▶ [INPUT DATA]
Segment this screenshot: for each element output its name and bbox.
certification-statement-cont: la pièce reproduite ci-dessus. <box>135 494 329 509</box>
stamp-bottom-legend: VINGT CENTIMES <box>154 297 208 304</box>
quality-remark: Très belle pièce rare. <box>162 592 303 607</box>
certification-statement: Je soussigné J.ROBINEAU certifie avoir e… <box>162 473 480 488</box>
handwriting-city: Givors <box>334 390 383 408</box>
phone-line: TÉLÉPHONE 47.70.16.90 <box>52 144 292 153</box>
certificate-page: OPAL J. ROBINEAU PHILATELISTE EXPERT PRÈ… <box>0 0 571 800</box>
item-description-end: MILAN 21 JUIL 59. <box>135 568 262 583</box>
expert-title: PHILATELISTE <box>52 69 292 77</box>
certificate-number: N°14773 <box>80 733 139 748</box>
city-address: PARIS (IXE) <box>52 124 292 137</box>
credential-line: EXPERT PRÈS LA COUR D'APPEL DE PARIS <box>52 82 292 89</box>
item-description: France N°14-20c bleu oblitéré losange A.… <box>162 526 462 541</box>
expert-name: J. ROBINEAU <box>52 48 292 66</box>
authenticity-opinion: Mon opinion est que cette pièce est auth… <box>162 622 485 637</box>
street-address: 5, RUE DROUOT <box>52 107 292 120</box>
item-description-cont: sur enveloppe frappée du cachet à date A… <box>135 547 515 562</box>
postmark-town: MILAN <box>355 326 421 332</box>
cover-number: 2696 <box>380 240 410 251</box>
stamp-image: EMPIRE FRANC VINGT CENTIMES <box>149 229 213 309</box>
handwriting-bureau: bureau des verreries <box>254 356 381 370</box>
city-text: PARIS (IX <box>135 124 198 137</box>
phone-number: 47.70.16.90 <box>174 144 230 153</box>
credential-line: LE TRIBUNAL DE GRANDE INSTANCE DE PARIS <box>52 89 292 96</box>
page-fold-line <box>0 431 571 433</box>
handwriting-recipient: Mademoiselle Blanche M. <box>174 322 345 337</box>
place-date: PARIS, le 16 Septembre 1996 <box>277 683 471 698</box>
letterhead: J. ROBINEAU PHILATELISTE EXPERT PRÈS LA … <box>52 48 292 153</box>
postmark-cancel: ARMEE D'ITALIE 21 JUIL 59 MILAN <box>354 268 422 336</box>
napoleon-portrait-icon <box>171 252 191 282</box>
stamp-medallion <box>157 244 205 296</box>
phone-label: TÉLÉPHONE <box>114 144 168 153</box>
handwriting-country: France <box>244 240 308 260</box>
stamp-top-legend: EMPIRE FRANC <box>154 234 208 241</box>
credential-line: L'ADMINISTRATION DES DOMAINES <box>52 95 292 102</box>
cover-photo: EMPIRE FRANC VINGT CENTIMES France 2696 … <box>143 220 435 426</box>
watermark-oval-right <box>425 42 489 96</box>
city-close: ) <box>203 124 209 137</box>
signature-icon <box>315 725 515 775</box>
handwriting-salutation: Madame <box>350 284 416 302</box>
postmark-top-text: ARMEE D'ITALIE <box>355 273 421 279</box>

▶ [WHAT YOU SHOULD DO]
Switch "credential-line" to "credential-row" throughout the listing above, and write out every line again with nothing else changed.

▶ [ANSWER]
Segment this screenshot: for each element output its name and bbox.
certification-statement-cont: la pièce reproduite ci-dessus. <box>135 494 329 509</box>
stamp-bottom-legend: VINGT CENTIMES <box>154 297 208 304</box>
quality-remark: Très belle pièce rare. <box>162 592 303 607</box>
certification-statement: Je soussigné J.ROBINEAU certifie avoir e… <box>162 473 480 488</box>
handwriting-city: Givors <box>334 390 383 408</box>
phone-line: TÉLÉPHONE 47.70.16.90 <box>52 144 292 153</box>
certificate-page: OPAL J. ROBINEAU PHILATELISTE EXPERT PRÈ… <box>0 0 571 800</box>
item-description-end: MILAN 21 JUIL 59. <box>135 568 262 583</box>
expert-title: PHILATELISTE <box>52 69 292 77</box>
certificate-number: N°14773 <box>80 733 139 748</box>
city-address: PARIS (IXE) <box>52 124 292 137</box>
credential-row: EXPERT PRÈS LA COUR D'APPEL DE PARIS <box>52 82 292 89</box>
item-description: France N°14-20c bleu oblitéré losange A.… <box>162 526 462 541</box>
expert-name: J. ROBINEAU <box>52 48 292 66</box>
authenticity-opinion: Mon opinion est que cette pièce est auth… <box>162 622 485 637</box>
street-address: 5, RUE DROUOT <box>52 107 292 120</box>
item-description-cont: sur enveloppe frappée du cachet à date A… <box>135 547 515 562</box>
postmark-town: MILAN <box>355 326 421 332</box>
cover-number: 2696 <box>380 240 410 251</box>
stamp-image: EMPIRE FRANC VINGT CENTIMES <box>149 229 213 309</box>
handwriting-bureau: bureau des verreries <box>254 356 381 370</box>
city-text: PARIS (IX <box>135 124 198 137</box>
phone-number: 47.70.16.90 <box>174 144 230 153</box>
credential-row: LE TRIBUNAL DE GRANDE INSTANCE DE PARIS <box>52 89 292 96</box>
page-fold-line <box>0 431 571 433</box>
handwriting-recipient: Mademoiselle Blanche M. <box>174 322 345 337</box>
place-date: PARIS, le 16 Septembre 1996 <box>277 683 471 698</box>
letterhead: J. ROBINEAU PHILATELISTE EXPERT PRÈS LA … <box>52 48 292 153</box>
postmark-cancel: ARMEE D'ITALIE 21 JUIL 59 MILAN <box>354 268 422 336</box>
napoleon-portrait-icon <box>171 252 191 282</box>
stamp-medallion <box>157 244 205 296</box>
phone-label: TÉLÉPHONE <box>114 144 168 153</box>
handwriting-country: France <box>244 240 308 260</box>
stamp-top-legend: EMPIRE FRANC <box>154 234 208 241</box>
credential-row: L'ADMINISTRATION DES DOMAINES <box>52 95 292 102</box>
cover-photo: EMPIRE FRANC VINGT CENTIMES France 2696 … <box>143 220 435 426</box>
watermark-oval-right <box>425 42 489 96</box>
city-close: ) <box>203 124 209 137</box>
signature-icon <box>315 725 515 775</box>
handwriting-salutation: Madame <box>350 284 416 302</box>
postmark-top-text: ARMEE D'ITALIE <box>355 273 421 279</box>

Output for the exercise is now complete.